(Records contained in a dataset)
==============================

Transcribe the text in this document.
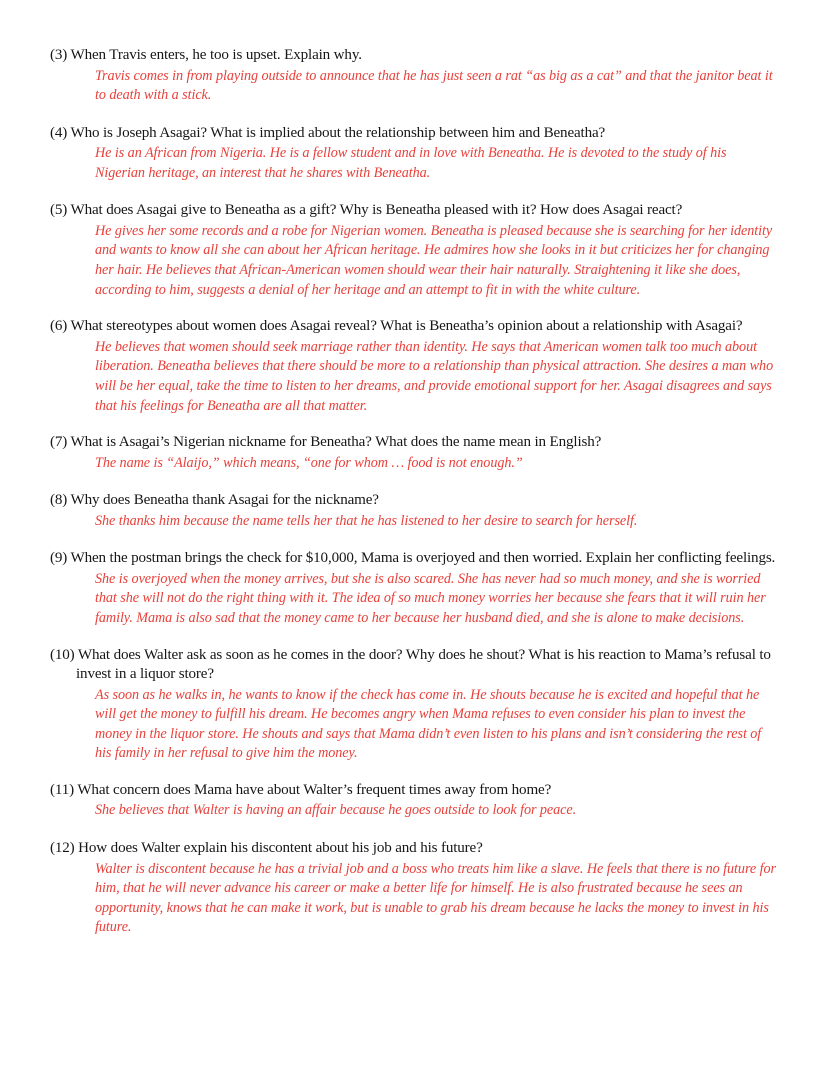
(3) When Travis enters, he too is upset. Explain why.

Travis comes in from playing outside to announce that he has just seen a rat “as big as a cat” and that the janitor beat it to death with a stick.

(4) Who is Joseph Asagai? What is implied about the relationship between him and Beneatha?

He is an African from Nigeria. He is a fellow student and in love with Beneatha. He is devoted to the study of his Nigerian heritage, an interest that he shares with Beneatha.

(5) What does Asagai give to Beneatha as a gift? Why is Beneatha pleased with it? How does Asagai react?

He gives her some records and a robe for Nigerian women. Beneatha is pleased because she is searching for her identity and wants to know all she can about her African heritage. He admires how she looks in it but criticizes her for changing her hair. He believes that African-American women should wear their hair naturally. Straightening it like she does, according to him, suggests a denial of her heritage and an attempt to fit in with the white culture.

(6) What stereotypes about women does Asagai reveal? What is Beneatha’s opinion about a relationship with Asagai?

He believes that women should seek marriage rather than identity. He says that American women talk too much about liberation. Beneatha believes that there should be more to a relationship than physical attraction. She desires a man who will be her equal, take the time to listen to her dreams, and provide emotional support for her. Asagai disagrees and says that his feelings for Beneatha are all that matter.

(7) What is Asagai’s Nigerian nickname for Beneatha? What does the name mean in English?

The name is “Alaijo,” which means, “one for whom … food is not enough.”

(8) Why does Beneatha thank Asagai for the nickname?

She thanks him because the name tells her that he has listened to her desire to search for herself.

(9) When the postman brings the check for $10,000, Mama is overjoyed and then worried. Explain her conflicting feelings.

She is overjoyed when the money arrives, but she is also scared. She has never had so much money, and she is worried that she will not do the right thing with it. The idea of so much money worries her because she fears that it will ruin her family. Mama is also sad that the money came to her because her husband died, and she is alone to make decisions.

(10) What does Walter ask as soon as he comes in the door? Why does he shout? What is his reaction to Mama’s refusal to invest in a liquor store?

As soon as he walks in, he wants to know if the check has come in. He shouts because he is excited and hopeful that he will get the money to fulfill his dream. He becomes angry when Mama refuses to even consider his plan to invest the money in the liquor store. He shouts and says that Mama didn’t even listen to his plans and isn’t considering the rest of his family in her refusal to give him the money.

(11) What concern does Mama have about Walter’s frequent times away from home?

She believes that Walter is having an affair because he goes outside to look for peace.

(12) How does Walter explain his discontent about his job and his future?

Walter is discontent because he has a trivial job and a boss who treats him like a slave. He feels that there is no future for him, that he will never advance his career or make a better life for himself. He is also frustrated because he sees an opportunity, knows that he can make it work, but is unable to grab his dream because he lacks the money to invest in his future.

==============================

• [WHAT IS REQUIRED]: Give all the entries again exactly, dropping each picture.

• [RESULT]:
Transcribe the text in this document.
(3) When Travis enters, he too is upset. Explain why.

Travis comes in from playing outside to announce that he has just seen a rat “as big as a cat” and that the janitor beat it to death with a stick.

(4) Who is Joseph Asagai? What is implied about the relationship between him and Beneatha?

He is an African from Nigeria. He is a fellow student and in love with Beneatha. He is devoted to the study of his Nigerian heritage, an interest that he shares with Beneatha.

(5) What does Asagai give to Beneatha as a gift? Why is Beneatha pleased with it? How does Asagai react?

He gives her some records and a robe for Nigerian women. Beneatha is pleased because she is searching for her identity and wants to know all she can about her African heritage. He admires how she looks in it but criticizes her for changing her hair. He believes that African-American women should wear their hair naturally. Straightening it like she does, according to him, suggests a denial of her heritage and an attempt to fit in with the white culture.

(6) What stereotypes about women does Asagai reveal? What is Beneatha’s opinion about a relationship with Asagai?

He believes that women should seek marriage rather than identity. He says that American women talk too much about liberation. Beneatha believes that there should be more to a relationship than physical attraction. She desires a man who will be her equal, take the time to listen to her dreams, and provide emotional support for her. Asagai disagrees and says that his feelings for Beneatha are all that matter.

(7) What is Asagai’s Nigerian nickname for Beneatha? What does the name mean in English?

The name is “Alaijo,” which means, “one for whom … food is not enough.”

(8) Why does Beneatha thank Asagai for the nickname?

She thanks him because the name tells her that he has listened to her desire to search for herself.

(9) When the postman brings the check for $10,000, Mama is overjoyed and then worried. Explain her conflicting feelings.

She is overjoyed when the money arrives, but she is also scared. She has never had so much money, and she is worried that she will not do the right thing with it. The idea of so much money worries her because she fears that it will ruin her family. Mama is also sad that the money came to her because her husband died, and she is alone to make decisions.

(10) What does Walter ask as soon as he comes in the door? Why does he shout? What is his reaction to Mama’s refusal to invest in a liquor store?

As soon as he walks in, he wants to know if the check has come in. He shouts because he is excited and hopeful that he will get the money to fulfill his dream. He becomes angry when Mama refuses to even consider his plan to invest the money in the liquor store. He shouts and says that Mama didn’t even listen to his plans and isn’t considering the rest of his family in her refusal to give him the money.

(11) What concern does Mama have about Walter’s frequent times away from home?

She believes that Walter is having an affair because he goes outside to look for peace.

(12) How does Walter explain his discontent about his job and his future?

Walter is discontent because he has a trivial job and a boss who treats him like a slave. He feels that there is no future for him, that he will never advance his career or make a better life for himself. He is also frustrated because he sees an opportunity, knows that he can make it work, but is unable to grab his dream because he lacks the money to invest in his future.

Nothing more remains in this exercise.